*Lines of data*
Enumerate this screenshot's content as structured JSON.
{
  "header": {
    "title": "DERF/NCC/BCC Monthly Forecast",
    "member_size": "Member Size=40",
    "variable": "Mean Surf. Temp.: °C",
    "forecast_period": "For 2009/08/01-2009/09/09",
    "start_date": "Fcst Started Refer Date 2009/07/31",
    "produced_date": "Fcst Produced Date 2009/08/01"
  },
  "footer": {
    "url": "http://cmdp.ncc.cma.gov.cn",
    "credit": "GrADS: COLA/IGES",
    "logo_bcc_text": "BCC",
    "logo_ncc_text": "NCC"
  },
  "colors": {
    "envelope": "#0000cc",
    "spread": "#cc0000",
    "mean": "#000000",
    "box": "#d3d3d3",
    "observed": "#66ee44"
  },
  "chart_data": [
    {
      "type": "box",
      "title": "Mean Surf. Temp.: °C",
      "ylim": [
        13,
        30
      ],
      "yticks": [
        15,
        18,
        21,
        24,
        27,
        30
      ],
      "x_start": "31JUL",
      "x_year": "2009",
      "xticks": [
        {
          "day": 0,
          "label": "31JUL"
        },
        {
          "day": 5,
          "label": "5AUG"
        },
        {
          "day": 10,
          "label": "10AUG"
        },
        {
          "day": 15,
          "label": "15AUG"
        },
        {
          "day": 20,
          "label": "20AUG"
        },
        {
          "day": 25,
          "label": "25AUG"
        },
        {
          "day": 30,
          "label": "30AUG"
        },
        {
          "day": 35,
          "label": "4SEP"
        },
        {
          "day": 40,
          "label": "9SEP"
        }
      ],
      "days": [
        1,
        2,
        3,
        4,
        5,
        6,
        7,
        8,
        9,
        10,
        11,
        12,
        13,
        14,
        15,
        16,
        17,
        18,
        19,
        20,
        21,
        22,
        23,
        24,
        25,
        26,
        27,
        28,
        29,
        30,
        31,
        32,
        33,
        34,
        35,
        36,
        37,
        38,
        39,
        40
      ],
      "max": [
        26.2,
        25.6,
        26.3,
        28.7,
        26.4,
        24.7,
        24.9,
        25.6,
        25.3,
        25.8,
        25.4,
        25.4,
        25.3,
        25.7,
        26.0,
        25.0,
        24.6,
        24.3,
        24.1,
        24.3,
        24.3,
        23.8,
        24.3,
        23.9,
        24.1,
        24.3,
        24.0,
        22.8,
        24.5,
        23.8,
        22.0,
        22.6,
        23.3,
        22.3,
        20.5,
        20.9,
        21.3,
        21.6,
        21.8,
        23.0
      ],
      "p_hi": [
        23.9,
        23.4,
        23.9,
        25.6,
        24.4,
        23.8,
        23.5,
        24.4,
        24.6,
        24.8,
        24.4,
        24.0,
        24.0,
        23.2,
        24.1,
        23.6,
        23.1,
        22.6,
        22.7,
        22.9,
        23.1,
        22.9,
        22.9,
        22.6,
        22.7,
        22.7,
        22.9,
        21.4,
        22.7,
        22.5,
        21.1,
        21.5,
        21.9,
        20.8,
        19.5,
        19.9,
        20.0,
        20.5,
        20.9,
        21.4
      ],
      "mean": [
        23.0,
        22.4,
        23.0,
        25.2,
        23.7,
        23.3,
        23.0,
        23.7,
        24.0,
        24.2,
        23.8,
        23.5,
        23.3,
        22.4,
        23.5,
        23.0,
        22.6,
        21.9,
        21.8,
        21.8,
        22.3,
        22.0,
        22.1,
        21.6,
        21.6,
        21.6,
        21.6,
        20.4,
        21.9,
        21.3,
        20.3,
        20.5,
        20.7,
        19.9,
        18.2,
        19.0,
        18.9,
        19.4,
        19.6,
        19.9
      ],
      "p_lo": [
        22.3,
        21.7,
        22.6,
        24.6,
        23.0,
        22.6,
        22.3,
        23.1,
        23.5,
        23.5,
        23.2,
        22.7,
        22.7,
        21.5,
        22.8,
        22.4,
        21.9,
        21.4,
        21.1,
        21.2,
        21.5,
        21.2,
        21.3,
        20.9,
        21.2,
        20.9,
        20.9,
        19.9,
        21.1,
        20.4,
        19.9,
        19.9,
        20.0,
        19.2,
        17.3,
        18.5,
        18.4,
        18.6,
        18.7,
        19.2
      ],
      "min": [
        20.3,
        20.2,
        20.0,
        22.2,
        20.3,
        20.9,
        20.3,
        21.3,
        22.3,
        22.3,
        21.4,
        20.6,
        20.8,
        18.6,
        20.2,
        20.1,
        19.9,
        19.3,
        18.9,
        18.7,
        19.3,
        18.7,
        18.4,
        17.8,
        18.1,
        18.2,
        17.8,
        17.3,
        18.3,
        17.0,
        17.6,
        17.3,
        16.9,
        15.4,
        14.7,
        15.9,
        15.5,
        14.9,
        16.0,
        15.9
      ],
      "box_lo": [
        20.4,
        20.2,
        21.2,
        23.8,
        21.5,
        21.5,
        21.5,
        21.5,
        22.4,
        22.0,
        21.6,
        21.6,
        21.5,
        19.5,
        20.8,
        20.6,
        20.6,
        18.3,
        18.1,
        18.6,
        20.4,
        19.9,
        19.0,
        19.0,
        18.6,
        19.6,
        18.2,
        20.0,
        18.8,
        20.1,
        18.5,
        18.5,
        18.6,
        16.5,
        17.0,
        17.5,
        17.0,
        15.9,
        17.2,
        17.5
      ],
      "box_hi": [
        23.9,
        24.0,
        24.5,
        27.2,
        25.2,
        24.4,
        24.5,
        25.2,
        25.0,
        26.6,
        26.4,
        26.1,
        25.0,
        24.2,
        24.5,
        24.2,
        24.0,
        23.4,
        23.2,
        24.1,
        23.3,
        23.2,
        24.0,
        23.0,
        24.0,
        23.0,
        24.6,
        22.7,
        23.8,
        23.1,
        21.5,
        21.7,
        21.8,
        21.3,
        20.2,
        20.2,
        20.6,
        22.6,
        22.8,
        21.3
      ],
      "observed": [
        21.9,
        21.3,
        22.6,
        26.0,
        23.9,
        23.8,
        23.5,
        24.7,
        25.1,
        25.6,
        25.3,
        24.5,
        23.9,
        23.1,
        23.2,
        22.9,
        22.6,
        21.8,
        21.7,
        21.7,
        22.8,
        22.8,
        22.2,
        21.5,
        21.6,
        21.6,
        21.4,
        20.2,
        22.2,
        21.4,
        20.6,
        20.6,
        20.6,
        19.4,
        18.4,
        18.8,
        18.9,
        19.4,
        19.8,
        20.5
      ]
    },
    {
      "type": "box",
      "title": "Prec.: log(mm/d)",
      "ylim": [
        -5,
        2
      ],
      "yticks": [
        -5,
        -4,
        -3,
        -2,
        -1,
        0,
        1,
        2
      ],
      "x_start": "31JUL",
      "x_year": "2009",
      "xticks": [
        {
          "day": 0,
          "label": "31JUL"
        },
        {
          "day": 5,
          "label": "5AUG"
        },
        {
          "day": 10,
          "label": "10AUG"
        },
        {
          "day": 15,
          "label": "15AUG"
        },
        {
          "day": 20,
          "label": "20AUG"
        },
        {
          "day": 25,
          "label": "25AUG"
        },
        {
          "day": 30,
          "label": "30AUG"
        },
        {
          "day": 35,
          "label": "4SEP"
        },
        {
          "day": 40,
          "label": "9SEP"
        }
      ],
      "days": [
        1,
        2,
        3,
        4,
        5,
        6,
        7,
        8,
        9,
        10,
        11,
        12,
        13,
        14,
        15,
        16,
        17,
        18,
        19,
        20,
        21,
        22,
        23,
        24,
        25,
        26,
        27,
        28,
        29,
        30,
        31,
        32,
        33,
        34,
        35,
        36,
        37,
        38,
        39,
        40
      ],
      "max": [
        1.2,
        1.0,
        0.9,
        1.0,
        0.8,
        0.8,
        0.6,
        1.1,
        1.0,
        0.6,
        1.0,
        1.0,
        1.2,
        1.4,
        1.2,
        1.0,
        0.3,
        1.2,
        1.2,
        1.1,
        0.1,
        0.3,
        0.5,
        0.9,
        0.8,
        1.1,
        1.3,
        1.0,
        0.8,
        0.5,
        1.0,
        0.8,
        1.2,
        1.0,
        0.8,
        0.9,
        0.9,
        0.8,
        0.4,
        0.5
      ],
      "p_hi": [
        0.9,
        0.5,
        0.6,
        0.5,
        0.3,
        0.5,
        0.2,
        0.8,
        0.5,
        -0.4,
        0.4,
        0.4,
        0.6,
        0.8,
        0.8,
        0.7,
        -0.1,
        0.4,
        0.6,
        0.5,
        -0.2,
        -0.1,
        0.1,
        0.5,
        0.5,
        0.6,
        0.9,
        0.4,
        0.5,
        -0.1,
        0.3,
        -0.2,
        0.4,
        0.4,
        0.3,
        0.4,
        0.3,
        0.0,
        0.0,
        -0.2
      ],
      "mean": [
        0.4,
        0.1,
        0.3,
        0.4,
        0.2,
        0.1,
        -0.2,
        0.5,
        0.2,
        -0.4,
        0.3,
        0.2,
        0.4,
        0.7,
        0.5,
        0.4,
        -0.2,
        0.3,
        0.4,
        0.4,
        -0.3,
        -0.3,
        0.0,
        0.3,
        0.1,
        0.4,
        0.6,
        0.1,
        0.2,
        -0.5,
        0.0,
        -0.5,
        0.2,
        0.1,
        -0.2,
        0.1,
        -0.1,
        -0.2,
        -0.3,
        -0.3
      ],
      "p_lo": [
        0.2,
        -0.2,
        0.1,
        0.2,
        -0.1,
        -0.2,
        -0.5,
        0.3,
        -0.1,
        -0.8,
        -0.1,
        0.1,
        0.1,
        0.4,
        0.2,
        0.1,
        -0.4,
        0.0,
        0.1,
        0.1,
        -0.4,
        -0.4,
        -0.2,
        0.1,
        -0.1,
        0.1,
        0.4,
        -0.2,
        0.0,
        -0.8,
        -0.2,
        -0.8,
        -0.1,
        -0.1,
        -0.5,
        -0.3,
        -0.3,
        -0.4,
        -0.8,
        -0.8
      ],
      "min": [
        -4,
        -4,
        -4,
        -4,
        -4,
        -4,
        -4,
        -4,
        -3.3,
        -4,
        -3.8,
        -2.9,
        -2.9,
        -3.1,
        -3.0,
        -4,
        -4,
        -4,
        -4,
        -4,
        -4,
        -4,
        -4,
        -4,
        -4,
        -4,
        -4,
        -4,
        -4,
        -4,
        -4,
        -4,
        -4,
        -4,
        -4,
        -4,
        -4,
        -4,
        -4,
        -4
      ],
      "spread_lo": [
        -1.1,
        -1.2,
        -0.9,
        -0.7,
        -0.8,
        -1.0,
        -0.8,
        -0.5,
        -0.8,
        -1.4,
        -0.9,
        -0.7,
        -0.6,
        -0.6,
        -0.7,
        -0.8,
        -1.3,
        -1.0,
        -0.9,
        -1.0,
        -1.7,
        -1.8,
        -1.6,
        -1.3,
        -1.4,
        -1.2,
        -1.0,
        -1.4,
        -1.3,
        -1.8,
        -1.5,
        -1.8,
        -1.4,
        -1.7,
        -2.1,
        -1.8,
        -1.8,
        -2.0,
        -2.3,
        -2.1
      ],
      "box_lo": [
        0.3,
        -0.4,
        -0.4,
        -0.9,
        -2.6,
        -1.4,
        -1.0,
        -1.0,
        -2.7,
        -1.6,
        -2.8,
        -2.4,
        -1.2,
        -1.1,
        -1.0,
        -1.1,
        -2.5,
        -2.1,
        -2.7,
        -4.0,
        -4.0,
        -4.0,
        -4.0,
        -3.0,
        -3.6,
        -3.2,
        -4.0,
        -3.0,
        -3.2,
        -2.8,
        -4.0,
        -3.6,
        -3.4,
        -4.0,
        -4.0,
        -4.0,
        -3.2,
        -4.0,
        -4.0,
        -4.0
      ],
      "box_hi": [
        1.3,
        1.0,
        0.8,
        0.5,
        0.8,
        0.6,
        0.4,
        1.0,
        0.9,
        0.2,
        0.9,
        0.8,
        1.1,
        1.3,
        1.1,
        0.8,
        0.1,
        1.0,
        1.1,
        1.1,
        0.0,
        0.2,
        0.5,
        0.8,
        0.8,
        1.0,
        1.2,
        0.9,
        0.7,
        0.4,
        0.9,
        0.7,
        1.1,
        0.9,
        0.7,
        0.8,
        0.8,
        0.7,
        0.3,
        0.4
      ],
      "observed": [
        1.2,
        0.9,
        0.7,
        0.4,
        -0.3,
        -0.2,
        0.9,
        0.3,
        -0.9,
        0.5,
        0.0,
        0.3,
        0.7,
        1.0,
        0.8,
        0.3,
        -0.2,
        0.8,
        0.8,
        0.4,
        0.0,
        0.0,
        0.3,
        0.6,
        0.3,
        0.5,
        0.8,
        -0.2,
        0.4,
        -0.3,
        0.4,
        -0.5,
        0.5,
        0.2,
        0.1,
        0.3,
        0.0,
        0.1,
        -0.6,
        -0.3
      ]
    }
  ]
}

*Exercise instructions*
Every line that holds the word "title" should be extracted.

*Solution for this task*
    "title": "DERF/NCC/BCC Monthly Forecast",
      "title": "Mean Surf. Temp.: °C",
      "title": "Prec.: log(mm/d)",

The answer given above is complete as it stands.